▶ **LISTED RECORDS**:
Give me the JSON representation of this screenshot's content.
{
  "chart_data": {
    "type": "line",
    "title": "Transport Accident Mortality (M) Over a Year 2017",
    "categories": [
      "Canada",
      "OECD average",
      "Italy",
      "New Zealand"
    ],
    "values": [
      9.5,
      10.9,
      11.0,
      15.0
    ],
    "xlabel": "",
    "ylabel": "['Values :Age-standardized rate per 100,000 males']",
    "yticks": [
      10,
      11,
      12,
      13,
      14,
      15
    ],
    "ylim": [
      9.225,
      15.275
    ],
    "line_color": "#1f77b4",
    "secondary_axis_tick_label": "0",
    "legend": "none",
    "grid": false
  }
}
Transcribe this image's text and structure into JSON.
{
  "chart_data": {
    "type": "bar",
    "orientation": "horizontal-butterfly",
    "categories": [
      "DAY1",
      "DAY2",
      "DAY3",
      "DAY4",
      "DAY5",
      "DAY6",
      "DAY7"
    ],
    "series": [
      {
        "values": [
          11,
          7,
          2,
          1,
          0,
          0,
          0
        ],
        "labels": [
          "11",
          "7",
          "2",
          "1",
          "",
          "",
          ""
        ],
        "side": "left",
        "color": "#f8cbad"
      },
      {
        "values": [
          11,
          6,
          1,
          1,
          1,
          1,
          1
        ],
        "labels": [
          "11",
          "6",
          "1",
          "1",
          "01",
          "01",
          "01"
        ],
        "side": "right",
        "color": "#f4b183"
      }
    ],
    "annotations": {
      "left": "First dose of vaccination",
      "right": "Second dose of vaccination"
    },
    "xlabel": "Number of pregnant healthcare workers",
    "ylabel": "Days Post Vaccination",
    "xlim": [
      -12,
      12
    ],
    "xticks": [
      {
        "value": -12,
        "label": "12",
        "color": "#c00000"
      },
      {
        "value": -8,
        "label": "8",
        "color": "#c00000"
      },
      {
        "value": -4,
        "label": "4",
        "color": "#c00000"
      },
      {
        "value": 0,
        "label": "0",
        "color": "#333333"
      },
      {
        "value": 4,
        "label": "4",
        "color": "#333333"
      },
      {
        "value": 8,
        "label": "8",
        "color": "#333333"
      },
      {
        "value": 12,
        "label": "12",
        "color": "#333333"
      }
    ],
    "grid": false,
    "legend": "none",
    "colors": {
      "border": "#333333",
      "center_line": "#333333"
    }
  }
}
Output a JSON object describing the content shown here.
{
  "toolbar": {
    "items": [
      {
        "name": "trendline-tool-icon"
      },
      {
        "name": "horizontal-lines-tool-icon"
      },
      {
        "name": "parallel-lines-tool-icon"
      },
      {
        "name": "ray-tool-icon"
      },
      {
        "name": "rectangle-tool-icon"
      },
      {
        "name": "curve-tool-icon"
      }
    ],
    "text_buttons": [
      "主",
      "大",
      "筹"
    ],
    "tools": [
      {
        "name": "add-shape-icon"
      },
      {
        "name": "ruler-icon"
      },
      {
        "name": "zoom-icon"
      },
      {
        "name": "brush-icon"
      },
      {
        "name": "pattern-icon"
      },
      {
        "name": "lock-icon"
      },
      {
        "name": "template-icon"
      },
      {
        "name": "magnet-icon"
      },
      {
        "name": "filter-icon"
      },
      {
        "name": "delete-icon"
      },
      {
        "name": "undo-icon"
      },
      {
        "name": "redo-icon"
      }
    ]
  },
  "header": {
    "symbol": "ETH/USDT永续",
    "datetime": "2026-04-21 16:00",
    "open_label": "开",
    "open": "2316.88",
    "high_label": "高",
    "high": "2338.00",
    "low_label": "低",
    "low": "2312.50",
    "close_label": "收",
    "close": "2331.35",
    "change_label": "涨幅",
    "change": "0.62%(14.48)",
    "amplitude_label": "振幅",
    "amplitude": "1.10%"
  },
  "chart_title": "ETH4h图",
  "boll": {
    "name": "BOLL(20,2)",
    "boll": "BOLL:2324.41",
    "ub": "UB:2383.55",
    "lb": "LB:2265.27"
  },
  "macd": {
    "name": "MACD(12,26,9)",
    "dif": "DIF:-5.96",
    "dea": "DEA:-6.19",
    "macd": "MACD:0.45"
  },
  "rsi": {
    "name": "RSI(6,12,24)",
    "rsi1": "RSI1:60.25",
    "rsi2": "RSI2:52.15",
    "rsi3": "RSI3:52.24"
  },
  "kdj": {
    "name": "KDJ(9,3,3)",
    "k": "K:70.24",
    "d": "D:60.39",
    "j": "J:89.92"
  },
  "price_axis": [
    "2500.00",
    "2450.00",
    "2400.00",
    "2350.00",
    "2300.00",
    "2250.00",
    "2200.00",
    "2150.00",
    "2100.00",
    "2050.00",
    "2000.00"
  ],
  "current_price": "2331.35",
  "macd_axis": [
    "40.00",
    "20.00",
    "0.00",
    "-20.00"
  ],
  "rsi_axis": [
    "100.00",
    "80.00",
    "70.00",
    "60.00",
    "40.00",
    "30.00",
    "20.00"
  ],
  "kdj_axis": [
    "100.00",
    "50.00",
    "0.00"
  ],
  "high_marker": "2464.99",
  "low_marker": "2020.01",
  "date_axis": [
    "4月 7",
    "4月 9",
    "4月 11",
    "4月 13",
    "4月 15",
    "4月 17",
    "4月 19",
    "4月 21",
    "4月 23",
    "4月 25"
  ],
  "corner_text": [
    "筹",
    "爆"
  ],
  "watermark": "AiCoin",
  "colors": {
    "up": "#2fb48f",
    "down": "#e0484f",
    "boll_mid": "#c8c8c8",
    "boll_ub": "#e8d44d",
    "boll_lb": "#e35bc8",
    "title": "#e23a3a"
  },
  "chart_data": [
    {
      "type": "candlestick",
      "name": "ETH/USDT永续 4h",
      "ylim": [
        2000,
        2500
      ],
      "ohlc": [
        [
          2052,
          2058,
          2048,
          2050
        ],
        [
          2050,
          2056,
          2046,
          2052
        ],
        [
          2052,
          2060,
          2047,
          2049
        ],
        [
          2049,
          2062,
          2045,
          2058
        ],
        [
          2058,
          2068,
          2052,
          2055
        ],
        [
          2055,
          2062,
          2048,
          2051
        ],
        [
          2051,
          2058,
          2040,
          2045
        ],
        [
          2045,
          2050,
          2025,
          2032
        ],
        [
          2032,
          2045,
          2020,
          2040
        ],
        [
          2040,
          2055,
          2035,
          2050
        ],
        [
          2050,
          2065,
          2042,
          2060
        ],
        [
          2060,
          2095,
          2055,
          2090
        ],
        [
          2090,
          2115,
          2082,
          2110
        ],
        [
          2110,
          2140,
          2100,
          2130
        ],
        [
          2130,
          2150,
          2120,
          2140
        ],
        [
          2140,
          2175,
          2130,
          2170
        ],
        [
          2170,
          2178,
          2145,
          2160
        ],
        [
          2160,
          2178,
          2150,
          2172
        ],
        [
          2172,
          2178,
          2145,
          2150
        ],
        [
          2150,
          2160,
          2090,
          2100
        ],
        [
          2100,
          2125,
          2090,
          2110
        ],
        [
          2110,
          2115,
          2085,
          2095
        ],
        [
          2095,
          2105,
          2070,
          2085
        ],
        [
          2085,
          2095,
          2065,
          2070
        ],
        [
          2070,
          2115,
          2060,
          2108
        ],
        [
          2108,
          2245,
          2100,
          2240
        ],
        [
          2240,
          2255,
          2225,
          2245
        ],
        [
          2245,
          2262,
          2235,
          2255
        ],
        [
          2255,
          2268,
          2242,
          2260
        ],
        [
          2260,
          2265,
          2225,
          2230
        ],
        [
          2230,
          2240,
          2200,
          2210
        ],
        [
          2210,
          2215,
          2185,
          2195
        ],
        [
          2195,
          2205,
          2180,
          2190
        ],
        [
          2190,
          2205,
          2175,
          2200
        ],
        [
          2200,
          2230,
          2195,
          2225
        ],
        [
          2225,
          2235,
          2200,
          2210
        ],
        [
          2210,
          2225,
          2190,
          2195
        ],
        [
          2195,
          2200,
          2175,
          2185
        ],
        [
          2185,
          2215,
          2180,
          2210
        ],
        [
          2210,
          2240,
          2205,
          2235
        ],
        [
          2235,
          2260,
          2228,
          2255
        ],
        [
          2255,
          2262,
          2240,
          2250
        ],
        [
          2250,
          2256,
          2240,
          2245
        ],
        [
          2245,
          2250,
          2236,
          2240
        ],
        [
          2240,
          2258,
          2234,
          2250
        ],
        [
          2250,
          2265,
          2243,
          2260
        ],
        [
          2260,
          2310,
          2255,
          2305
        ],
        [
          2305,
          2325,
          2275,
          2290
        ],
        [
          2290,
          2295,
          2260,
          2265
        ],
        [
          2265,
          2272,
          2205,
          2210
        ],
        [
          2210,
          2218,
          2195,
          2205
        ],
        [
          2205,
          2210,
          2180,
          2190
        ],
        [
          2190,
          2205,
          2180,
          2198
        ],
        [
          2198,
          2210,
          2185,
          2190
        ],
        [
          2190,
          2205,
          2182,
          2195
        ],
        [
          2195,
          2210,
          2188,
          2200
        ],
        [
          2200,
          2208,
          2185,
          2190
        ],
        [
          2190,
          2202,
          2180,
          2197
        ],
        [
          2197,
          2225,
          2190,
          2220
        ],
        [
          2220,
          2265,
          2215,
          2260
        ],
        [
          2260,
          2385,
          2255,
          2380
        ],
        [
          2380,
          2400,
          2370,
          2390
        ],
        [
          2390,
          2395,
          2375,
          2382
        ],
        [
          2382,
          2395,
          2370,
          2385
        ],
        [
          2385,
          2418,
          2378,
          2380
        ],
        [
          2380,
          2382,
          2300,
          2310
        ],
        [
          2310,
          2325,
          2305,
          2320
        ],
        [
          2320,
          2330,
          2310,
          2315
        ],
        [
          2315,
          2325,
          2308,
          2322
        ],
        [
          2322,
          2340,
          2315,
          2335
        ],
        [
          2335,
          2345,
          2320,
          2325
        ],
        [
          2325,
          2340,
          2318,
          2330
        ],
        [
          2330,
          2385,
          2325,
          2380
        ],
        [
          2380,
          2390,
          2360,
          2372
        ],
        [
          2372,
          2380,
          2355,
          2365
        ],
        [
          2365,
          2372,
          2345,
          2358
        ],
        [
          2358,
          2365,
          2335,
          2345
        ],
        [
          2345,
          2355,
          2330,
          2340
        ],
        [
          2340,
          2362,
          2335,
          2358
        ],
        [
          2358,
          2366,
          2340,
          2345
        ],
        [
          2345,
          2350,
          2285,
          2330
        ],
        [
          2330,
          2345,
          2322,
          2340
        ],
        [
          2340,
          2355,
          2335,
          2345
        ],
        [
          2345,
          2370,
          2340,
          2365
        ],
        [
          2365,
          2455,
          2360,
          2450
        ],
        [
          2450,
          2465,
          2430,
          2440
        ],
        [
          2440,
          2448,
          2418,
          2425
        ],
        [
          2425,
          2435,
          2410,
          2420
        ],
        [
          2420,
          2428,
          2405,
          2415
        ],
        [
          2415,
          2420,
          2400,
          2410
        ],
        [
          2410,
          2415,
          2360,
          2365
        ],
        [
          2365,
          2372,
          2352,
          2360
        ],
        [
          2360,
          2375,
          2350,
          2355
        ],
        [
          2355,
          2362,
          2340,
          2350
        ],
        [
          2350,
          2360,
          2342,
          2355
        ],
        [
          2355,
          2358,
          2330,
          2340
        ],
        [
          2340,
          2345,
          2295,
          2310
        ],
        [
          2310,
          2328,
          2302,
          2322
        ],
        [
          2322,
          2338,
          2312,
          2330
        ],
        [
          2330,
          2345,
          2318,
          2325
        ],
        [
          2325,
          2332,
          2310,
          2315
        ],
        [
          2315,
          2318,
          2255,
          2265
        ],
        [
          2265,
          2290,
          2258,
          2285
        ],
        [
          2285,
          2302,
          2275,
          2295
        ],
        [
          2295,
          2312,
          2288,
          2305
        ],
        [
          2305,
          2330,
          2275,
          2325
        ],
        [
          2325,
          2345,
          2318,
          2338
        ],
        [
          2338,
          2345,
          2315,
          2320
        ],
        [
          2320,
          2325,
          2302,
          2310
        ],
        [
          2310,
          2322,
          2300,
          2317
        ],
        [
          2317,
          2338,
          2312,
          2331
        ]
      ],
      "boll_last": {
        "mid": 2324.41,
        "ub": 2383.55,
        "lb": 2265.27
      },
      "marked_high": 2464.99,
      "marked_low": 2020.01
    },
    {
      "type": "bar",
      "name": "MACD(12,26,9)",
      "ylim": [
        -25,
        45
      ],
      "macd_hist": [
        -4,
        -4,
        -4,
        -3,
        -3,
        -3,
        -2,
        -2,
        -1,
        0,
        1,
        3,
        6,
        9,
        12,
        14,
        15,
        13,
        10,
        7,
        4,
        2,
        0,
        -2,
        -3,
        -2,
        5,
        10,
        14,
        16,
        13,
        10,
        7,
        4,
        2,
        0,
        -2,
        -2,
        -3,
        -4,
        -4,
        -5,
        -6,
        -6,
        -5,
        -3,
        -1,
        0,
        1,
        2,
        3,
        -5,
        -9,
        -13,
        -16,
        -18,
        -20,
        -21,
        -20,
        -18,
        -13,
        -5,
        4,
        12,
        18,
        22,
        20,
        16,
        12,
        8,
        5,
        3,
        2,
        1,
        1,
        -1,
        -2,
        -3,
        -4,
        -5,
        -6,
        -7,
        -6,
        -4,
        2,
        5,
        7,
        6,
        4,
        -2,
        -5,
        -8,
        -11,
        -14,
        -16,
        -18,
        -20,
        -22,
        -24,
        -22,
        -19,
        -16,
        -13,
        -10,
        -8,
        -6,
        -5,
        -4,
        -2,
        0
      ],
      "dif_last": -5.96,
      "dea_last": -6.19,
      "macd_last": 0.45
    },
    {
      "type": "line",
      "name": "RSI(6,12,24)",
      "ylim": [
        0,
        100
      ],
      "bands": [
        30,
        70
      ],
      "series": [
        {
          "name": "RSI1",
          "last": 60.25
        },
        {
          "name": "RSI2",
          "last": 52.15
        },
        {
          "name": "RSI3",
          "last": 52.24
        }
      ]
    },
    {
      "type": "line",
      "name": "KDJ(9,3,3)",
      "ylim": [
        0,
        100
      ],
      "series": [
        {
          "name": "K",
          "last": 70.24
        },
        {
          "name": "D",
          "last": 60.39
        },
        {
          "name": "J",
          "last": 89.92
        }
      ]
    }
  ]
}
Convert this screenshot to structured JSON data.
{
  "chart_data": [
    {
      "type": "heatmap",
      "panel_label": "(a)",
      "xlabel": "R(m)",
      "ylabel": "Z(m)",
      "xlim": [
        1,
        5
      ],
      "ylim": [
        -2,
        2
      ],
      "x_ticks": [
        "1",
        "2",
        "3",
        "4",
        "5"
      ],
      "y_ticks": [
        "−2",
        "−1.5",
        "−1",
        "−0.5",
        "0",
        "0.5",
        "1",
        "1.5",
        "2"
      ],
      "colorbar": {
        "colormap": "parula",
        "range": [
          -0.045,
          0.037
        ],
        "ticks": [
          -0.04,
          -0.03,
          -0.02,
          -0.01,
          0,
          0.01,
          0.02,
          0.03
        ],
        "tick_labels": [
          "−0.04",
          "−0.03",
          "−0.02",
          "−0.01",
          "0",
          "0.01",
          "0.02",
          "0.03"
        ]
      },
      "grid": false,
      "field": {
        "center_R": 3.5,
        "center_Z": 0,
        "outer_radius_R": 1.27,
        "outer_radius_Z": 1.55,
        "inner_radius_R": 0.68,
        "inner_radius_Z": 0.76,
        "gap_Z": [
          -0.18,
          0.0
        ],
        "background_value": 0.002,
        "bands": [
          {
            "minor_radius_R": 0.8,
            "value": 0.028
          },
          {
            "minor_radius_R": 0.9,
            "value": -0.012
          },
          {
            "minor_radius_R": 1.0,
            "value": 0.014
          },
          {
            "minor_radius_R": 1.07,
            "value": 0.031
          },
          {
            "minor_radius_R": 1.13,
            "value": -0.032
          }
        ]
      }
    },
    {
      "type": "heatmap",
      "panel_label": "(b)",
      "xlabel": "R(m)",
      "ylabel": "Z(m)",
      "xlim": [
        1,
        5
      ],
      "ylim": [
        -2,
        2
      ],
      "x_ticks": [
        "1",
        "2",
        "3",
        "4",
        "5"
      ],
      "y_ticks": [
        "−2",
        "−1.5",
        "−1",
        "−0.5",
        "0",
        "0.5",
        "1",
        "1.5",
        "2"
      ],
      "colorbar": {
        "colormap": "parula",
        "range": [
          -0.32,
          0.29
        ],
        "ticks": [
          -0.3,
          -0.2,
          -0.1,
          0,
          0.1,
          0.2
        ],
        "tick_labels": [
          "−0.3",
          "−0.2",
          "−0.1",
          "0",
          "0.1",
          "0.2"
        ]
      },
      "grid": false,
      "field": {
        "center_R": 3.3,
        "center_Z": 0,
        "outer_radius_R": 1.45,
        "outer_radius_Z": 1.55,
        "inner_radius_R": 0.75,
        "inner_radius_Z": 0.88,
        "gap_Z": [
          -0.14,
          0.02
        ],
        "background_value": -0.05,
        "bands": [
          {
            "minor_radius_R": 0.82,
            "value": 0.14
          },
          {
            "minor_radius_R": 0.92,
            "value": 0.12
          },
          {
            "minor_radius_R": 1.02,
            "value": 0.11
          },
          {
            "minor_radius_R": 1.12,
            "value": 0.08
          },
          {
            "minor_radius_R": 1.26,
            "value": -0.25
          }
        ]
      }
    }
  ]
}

▶ **GOAL OF THE EXERCISE**:
Copy every line above that holds the word "xlabel".

▶ **WRITTEN RESPONSE**:
    "xlabel": "",
    "xlabel": "Number of pregnant healthcare workers",
      "xlabel": "R(m)",
      "xlabel": "R(m)",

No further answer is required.